┌─ Stored rows
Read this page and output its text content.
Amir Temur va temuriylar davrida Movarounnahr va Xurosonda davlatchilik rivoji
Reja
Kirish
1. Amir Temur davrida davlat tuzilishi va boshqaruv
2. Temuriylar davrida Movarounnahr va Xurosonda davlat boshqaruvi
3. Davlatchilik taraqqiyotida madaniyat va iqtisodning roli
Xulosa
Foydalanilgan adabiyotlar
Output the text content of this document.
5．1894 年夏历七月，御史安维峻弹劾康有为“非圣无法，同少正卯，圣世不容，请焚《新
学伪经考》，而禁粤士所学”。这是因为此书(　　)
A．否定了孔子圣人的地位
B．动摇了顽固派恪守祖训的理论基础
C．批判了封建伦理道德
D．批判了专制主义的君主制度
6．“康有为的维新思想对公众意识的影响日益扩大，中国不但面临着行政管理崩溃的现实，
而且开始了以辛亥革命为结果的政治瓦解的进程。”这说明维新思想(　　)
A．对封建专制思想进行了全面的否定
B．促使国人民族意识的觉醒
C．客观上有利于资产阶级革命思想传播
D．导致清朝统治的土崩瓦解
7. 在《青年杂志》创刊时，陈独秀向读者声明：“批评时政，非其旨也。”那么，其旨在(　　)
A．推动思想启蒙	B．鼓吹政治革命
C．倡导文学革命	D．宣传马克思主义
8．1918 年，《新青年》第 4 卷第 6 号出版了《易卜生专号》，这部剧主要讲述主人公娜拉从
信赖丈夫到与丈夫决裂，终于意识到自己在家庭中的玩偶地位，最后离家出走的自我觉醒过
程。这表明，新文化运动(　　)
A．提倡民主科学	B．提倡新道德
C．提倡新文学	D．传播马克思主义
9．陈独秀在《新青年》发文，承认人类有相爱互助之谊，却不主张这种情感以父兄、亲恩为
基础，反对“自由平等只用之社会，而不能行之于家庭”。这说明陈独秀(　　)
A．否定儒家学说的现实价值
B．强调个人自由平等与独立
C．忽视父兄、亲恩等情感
└─
┌─ Stored rows
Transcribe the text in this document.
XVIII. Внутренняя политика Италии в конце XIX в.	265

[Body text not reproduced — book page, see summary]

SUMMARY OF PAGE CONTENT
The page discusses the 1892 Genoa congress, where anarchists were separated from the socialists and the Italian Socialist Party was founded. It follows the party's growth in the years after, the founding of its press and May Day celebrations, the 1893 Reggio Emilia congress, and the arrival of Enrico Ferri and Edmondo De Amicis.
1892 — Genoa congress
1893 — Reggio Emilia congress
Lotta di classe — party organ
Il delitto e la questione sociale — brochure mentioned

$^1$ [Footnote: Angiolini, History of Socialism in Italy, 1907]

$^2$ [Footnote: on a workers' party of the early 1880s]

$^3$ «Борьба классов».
└─
#### [Written task]
Copy out each line in the preceding records that contains "Footnote".

#### [Finished answer]
$^1$ [Footnote: Angiolini, History of Socialism in Italy, 1907]
$^2$ [Footnote: on a workers' party of the early 1880s]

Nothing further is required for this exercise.